··· Entries ···

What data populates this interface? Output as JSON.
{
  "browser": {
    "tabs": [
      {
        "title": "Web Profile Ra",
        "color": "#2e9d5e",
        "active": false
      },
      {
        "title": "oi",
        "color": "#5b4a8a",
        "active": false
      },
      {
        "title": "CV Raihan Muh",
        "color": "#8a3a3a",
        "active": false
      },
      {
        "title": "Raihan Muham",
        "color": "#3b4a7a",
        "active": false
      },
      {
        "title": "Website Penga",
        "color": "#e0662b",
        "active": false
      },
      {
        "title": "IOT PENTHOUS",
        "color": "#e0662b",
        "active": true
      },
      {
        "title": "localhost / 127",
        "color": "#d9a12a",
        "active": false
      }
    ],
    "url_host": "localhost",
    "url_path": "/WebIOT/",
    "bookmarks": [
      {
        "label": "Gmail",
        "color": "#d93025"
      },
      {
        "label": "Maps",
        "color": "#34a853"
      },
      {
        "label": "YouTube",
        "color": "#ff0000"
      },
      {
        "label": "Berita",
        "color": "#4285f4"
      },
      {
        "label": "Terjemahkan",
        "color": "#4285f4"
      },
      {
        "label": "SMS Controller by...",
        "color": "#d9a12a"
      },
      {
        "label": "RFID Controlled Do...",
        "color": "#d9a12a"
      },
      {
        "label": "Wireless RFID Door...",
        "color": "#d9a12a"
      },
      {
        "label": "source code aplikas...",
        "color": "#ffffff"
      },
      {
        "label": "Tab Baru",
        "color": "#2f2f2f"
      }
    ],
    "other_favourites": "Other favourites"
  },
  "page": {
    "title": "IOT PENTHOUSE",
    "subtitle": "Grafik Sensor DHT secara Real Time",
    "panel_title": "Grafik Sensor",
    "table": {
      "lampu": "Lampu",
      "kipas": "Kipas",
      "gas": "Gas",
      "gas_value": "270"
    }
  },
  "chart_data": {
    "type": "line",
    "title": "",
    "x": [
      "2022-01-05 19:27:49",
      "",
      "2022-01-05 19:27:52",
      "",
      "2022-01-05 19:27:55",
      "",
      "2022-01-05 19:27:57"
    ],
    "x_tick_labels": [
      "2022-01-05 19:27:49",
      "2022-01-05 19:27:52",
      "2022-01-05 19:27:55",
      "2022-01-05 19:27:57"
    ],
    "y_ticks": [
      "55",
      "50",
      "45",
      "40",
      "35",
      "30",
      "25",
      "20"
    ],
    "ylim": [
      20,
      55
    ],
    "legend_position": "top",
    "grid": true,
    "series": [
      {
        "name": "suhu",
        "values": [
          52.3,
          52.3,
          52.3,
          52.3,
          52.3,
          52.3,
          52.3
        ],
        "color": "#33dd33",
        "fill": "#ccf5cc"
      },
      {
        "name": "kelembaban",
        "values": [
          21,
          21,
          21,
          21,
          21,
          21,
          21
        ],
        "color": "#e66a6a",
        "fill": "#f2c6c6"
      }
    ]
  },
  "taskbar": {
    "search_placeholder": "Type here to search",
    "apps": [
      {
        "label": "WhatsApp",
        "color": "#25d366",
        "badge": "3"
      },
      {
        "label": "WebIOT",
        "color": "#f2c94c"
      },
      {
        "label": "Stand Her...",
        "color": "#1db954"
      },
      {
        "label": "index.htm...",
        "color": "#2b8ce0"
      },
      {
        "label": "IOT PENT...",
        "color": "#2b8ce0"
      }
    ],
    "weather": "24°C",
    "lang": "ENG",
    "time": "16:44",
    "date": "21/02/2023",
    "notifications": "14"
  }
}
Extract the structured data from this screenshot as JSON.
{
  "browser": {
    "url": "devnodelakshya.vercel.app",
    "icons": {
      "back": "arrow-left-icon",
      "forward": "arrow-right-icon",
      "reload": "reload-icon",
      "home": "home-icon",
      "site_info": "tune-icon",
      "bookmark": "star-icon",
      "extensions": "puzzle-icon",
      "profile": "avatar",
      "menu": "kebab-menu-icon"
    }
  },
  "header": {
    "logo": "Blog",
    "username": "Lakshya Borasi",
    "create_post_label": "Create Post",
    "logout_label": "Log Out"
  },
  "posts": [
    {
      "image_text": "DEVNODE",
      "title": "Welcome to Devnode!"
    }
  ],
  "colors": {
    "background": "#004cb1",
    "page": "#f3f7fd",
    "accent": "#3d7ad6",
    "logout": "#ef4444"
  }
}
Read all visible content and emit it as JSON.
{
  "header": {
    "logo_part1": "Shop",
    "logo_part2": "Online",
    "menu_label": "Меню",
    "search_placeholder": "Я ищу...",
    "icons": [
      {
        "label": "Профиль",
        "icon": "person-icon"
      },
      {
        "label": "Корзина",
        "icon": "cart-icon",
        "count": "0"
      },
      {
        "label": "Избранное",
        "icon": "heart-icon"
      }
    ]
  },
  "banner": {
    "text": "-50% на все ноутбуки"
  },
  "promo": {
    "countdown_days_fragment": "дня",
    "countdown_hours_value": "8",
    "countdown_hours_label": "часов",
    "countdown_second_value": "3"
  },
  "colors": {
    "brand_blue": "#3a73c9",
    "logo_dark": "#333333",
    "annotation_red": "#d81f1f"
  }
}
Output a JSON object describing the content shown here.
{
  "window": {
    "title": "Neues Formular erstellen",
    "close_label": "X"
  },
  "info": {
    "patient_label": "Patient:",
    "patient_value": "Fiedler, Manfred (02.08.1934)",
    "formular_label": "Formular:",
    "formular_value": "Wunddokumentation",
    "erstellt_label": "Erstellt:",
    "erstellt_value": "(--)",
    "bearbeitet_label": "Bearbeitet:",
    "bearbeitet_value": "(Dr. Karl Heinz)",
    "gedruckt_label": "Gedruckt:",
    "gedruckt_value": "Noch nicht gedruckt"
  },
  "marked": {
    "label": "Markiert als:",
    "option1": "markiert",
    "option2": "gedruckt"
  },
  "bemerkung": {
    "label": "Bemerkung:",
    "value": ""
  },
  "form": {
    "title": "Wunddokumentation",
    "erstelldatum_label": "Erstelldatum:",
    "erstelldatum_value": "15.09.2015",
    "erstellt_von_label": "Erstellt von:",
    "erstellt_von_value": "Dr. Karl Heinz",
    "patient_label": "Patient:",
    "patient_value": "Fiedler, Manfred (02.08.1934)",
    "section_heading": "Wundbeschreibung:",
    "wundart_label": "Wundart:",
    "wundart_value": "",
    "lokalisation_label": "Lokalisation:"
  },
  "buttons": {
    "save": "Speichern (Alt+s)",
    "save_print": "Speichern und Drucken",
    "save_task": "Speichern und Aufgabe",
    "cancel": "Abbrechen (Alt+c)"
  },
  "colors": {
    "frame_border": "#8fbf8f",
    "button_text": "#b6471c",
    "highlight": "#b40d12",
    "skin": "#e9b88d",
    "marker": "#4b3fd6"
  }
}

···

**Brief**
The records above should be restated word for word, please.

**Written solution**
What data populates this interface? Output as JSON.
{
  "browser": {
    "tabs": [
      {
        "title": "Web Profile Ra",
        "color": "#2e9d5e",
        "active": false
      },
      {
        "title": "oi",
        "color": "#5b4a8a",
        "active": false
      },
      {
        "title": "CV Raihan Muh",
        "color": "#8a3a3a",
        "active": false
      },
      {
        "title": "Raihan Muham",
        "color": "#3b4a7a",
        "active": false
      },
      {
        "title": "Website Penga",
        "color": "#e0662b",
        "active": false
      },
      {
        "title": "IOT PENTHOUS",
        "color": "#e0662b",
        "active": true
      },
      {
        "title": "localhost / 127",
        "color": "#d9a12a",
        "active": false
      }
    ],
    "url_host": "localhost",
    "url_path": "/WebIOT/",
    "bookmarks": [
      {
        "label": "Gmail",
        "color": "#d93025"
      },
      {
        "label": "Maps",
        "color": "#34a853"
      },
      {
        "label": "YouTube",
        "color": "#ff0000"
      },
      {
        "label": "Berita",
        "color": "#4285f4"
      },
      {
        "label": "Terjemahkan",
        "color": "#4285f4"
      },
      {
        "label": "SMS Controller by...",
        "color": "#d9a12a"
      },
      {
        "label": "RFID Controlled Do...",
        "color": "#d9a12a"
      },
      {
        "label": "Wireless RFID Door...",
        "color": "#d9a12a"
      },
      {
        "label": "source code aplikas...",
        "color": "#ffffff"
      },
      {
        "label": "Tab Baru",
        "color": "#2f2f2f"
      }
    ],
    "other_favourites": "Other favourites"
  },
  "page": {
    "title": "IOT PENTHOUSE",
    "subtitle": "Grafik Sensor DHT secara Real Time",
    "panel_title": "Grafik Sensor",
    "table": {
      "lampu": "Lampu",
      "kipas": "Kipas",
      "gas": "Gas",
      "gas_value": "270"
    }
  },
  "chart_data": {
    "type": "line",
    "title": "",
    "x": [
      "2022-01-05 19:27:49",
      "",
      "2022-01-05 19:27:52",
      "",
      "2022-01-05 19:27:55",
      "",
      "2022-01-05 19:27:57"
    ],
    "x_tick_labels": [
      "2022-01-05 19:27:49",
      "2022-01-05 19:27:52",
      "2022-01-05 19:27:55",
      "2022-01-05 19:27:57"
    ],
    "y_ticks": [
      "55",
      "50",
      "45",
      "40",
      "35",
      "30",
      "25",
      "20"
    ],
    "ylim": [
      20,
      55
    ],
    "legend_position": "top",
    "grid": true,
    "series": [
      {
        "name": "suhu",
        "values": [
          52.3,
          52.3,
          52.3,
          52.3,
          52.3,
          52.3,
          52.3
        ],
        "color": "#33dd33",
        "fill": "#ccf5cc"
      },
      {
        "name": "kelembaban",
        "values": [
          21,
          21,
          21,
          21,
          21,
          21,
          21
        ],
        "color": "#e66a6a",
        "fill": "#f2c6c6"
      }
    ]
  },
  "taskbar": {
    "search_placeholder": "Type here to search",
    "apps": [
      {
        "label": "WhatsApp",
        "color": "#25d366",
        "badge": "3"
      },
      {
        "label": "WebIOT",
        "color": "#f2c94c"
      },
      {
        "label": "Stand Her...",
        "color": "#1db954"
      },
      {
        "label": "index.htm...",
        "color": "#2b8ce0"
      },
      {
        "label": "IOT PENT...",
        "color": "#2b8ce0"
      }
    ],
    "weather": "24°C",
    "lang": "ENG",
    "time": "16:44",
    "date": "21/02/2023",
    "notifications": "14"
  }
}
Extract the structured data from this screenshot as JSON.
{
  "browser": {
    "url": "devnodelakshya.vercel.app",
    "icons": {
      "back": "arrow-left-icon",
      "forward": "arrow-right-icon",
      "reload": "reload-icon",
      "home": "home-icon",
      "site_info": "tune-icon",
      "bookmark": "star-icon",
      "extensions": "puzzle-icon",
      "profile": "avatar",
      "menu": "kebab-menu-icon"
    }
  },
  "header": {
    "logo": "Blog",
    "username": "Lakshya Borasi",
    "create_post_label": "Create Post",
    "logout_label": "Log Out"
  },
  "posts": [
    {
      "image_text": "DEVNODE",
      "title": "Welcome to Devnode!"
    }
  ],
  "colors": {
    "background": "#004cb1",
    "page": "#f3f7fd",
    "accent": "#3d7ad6",
    "logout": "#ef4444"
  }
}
Read all visible content and emit it as JSON.
{
  "header": {
    "logo_part1": "Shop",
    "logo_part2": "Online",
    "menu_label": "Меню",
    "search_placeholder": "Я ищу...",
    "icons": [
      {
        "label": "Профиль",
        "icon": "person-icon"
      },
      {
        "label": "Корзина",
        "icon": "cart-icon",
        "count": "0"
      },
      {
        "label": "Избранное",
        "icon": "heart-icon"
      }
    ]
  },
  "banner": {
    "text": "-50% на все ноутбуки"
  },
  "promo": {
    "countdown_days_fragment": "дня",
    "countdown_hours_value": "8",
    "countdown_hours_label": "часов",
    "countdown_second_value": "3"
  },
  "colors": {
    "brand_blue": "#3a73c9",
    "logo_dark": "#333333",
    "annotation_red": "#d81f1f"
  }
}
Output a JSON object describing the content shown here.
{
  "window": {
    "title": "Neues Formular erstellen",
    "close_label": "X"
  },
  "info": {
    "patient_label": "Patient:",
    "patient_value": "Fiedler, Manfred (02.08.1934)",
    "formular_label": "Formular:",
    "formular_value": "Wunddokumentation",
    "erstellt_label": "Erstellt:",
    "erstellt_value": "(--)",
    "bearbeitet_label": "Bearbeitet:",
    "bearbeitet_value": "(Dr. Karl Heinz)",
    "gedruckt_label": "Gedruckt:",
    "gedruckt_value": "Noch nicht gedruckt"
  },
  "marked": {
    "label": "Markiert als:",
    "option1": "markiert",
    "option2": "gedruckt"
  },
  "bemerkung": {
    "label": "Bemerkung:",
    "value": ""
  },
  "form": {
    "title": "Wunddokumentation",
    "erstelldatum_label": "Erstelldatum:",
    "erstelldatum_value": "15.09.2015",
    "erstellt_von_label": "Erstellt von:",
    "erstellt_von_value": "Dr. Karl Heinz",
    "patient_label": "Patient:",
    "patient_value": "Fiedler, Manfred (02.08.1934)",
    "section_heading": "Wundbeschreibung:",
    "wundart_label": "Wundart:",
    "wundart_value": "",
    "lokalisation_label": "Lokalisation:"
  },
  "buttons": {
    "save": "Speichern (Alt+s)",
    "save_print": "Speichern und Drucken",
    "save_task": "Speichern und Aufgabe",
    "cancel": "Abbrechen (Alt+c)"
  },
  "colors": {
    "frame_border": "#8fbf8f",
    "button_text": "#b6471c",
    "highlight": "#b40d12",
    "skin": "#e9b88d",
    "marker": "#4b3fd6"
  }
}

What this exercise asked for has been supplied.